- Excerpt provided:
╭──

Single by Changing Faces

from the album Changing Faces
- Released: March 14, 1995
- Genre: R&B
- Length: 4:00
- Label: Big Beat/Atlantic
- Songwriter: DeVante Swing
- Producer: DeVante Swing

Changing Faces singles chronology
| "Foolin' Around" (1994) | "Keep It Right There" (1995) | "We Got It Goin' On" (1995) |

= Keep It Right There (song) =

"Keep It Right There" is a song by American R&B duo Changing Faces recorded for their self-titled debut album Changing Faces (1994). The song was released as the third and final single for the album on March 14, 1995.

==Track listings==
- 12", Vinyl
1. "Keep It Right There" (Original Mix) - 3:55
2. "Keep It Right There" (DeVante Swing Remix) - 3:25
3. "Keep It Right There" (Acapella) - 3:55
4. "Keep It Right There" (Salaam Remix) - 3:55
5. "Keep It Right There" (Salaam Remix Instrumental) - 4:01
6. "Keep It Right There" (DeVante Swing Remix Instrumental) - 3:24

==Personnel==
Information taken from Discogs.

╰──

- Task goal: Can you revise the passage of the "Keep It Right There" article starting with "Changing Faces singles" and going on through "March 14, 1995.", putting "group" in place of "duo"?

- Stored records:
╭──

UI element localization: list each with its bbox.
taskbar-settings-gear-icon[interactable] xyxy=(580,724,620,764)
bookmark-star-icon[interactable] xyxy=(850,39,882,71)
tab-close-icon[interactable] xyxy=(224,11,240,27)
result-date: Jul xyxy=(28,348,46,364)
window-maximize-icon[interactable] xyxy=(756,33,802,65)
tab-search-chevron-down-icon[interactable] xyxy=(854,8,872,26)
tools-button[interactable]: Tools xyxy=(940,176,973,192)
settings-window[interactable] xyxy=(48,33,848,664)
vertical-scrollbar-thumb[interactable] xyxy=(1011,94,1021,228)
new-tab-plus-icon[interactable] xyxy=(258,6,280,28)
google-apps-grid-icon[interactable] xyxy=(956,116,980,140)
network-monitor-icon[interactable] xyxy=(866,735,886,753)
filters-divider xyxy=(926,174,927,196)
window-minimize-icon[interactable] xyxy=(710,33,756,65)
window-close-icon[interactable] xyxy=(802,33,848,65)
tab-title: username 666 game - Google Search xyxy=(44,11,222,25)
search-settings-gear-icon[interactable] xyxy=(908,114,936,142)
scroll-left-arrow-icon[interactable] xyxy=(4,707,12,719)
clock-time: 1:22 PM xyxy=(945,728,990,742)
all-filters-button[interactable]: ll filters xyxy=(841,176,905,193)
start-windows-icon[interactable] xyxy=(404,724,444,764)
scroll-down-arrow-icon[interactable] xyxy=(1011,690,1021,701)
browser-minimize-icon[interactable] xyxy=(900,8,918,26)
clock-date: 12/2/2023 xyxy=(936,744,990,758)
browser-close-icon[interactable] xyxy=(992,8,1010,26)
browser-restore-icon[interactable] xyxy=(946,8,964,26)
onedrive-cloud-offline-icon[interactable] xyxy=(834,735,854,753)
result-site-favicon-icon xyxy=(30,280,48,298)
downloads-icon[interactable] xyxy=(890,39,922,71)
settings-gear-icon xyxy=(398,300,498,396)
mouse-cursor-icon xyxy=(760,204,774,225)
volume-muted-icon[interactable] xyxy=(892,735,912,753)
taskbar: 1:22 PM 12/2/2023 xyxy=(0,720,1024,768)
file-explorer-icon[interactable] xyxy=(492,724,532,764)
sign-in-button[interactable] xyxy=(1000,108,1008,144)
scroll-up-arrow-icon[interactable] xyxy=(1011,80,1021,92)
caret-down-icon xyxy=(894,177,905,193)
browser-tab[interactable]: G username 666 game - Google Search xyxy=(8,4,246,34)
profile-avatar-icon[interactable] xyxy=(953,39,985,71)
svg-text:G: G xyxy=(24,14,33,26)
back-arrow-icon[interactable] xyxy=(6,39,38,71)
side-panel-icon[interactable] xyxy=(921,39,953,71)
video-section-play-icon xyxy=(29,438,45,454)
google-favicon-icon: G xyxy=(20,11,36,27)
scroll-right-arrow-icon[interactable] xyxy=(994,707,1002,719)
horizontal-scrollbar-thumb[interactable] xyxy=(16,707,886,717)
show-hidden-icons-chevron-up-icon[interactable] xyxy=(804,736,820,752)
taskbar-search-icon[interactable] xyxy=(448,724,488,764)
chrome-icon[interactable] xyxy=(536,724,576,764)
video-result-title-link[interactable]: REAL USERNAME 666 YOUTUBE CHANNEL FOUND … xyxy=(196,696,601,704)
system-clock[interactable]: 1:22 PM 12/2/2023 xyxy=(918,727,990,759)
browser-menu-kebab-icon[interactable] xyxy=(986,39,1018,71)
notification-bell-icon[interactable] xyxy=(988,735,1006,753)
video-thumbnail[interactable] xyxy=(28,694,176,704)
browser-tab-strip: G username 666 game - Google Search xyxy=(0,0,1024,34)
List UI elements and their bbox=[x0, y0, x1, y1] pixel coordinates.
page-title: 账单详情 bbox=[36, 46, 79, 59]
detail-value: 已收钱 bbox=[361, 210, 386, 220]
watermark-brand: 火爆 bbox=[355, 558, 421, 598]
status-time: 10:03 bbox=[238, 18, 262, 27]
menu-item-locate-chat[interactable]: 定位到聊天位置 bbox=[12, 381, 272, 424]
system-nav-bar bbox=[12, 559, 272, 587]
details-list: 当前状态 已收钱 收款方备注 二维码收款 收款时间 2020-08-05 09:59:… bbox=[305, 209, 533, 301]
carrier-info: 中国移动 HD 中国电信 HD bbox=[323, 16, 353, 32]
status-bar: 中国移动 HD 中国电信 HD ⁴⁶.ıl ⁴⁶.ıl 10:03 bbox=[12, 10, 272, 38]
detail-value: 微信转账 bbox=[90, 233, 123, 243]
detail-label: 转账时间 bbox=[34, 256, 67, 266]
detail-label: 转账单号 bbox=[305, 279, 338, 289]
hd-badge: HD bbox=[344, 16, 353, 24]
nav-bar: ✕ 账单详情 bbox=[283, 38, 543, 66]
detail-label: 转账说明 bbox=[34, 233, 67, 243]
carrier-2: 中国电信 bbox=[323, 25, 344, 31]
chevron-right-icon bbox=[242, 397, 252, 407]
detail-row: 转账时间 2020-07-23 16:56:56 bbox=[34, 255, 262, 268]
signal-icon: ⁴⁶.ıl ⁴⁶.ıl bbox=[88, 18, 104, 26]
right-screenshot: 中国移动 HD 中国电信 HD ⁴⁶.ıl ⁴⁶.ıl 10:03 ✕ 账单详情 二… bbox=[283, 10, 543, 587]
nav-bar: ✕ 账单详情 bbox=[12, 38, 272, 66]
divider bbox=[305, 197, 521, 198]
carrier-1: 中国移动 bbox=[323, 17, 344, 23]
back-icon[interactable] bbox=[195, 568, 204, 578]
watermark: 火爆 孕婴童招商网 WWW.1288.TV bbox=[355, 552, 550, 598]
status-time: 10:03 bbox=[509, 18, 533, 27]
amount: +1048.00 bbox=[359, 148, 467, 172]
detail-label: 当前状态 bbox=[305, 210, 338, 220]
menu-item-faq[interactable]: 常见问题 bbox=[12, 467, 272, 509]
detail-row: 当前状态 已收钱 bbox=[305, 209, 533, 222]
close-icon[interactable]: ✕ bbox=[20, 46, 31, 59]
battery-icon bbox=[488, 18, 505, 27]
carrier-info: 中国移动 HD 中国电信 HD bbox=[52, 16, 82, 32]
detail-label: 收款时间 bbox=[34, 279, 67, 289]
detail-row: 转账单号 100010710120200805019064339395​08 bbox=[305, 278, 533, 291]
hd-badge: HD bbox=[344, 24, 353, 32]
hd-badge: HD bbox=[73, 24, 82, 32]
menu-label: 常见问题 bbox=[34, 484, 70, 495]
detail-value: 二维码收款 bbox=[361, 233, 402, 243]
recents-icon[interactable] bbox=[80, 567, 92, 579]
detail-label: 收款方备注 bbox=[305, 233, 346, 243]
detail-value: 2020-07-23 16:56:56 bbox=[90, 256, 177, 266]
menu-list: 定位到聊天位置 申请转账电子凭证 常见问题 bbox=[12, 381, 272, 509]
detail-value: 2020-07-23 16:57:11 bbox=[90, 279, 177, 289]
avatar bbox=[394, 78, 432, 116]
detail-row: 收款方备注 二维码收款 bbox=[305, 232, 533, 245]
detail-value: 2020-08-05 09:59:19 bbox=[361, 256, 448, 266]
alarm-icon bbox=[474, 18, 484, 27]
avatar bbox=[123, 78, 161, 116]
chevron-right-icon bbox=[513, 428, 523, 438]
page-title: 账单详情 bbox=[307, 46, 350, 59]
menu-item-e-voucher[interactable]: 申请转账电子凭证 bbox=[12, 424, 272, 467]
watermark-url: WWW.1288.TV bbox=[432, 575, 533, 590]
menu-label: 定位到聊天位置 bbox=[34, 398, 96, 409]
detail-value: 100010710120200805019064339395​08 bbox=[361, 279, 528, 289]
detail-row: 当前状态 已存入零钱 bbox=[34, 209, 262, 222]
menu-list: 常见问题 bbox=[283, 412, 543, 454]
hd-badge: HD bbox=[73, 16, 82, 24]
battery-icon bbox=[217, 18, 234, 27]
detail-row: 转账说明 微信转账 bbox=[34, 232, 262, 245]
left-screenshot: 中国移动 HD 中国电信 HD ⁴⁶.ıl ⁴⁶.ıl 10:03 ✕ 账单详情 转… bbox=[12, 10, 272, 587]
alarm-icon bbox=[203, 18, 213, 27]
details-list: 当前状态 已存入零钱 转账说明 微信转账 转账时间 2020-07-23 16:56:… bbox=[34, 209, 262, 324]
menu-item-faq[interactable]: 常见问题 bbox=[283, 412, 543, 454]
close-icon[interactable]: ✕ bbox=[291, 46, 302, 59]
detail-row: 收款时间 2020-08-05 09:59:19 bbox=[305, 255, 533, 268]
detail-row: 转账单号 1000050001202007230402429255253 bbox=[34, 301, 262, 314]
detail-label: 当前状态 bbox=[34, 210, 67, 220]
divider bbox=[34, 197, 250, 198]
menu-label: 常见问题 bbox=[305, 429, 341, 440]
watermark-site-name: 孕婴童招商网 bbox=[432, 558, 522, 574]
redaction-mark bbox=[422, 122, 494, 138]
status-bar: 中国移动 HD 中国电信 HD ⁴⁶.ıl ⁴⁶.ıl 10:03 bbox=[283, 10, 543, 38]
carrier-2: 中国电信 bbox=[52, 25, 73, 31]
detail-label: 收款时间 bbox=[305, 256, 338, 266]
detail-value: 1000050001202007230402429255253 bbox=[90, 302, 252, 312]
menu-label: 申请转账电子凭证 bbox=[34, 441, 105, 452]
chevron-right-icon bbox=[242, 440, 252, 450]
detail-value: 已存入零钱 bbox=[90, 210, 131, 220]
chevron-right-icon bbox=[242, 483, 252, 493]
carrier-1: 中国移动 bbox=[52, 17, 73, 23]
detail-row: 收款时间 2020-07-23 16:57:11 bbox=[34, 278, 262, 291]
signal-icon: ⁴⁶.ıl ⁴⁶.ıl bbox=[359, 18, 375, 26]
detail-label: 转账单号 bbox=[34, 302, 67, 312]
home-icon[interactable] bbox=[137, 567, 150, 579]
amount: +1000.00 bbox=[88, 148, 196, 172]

╰──

- The output:
Changing Faces singles chronology
| "Foolin' Around" (1994) | "Keep It Right There" (1995) | "We Got It Goin' On" (1995) |

= Keep It Right There (song) =

"Keep It Right There" is a song by American R&B group Changing Faces recorded for their self-titled debut album Changing Faces (1994). The song was released as the third and final single for the album on March 14, 1995.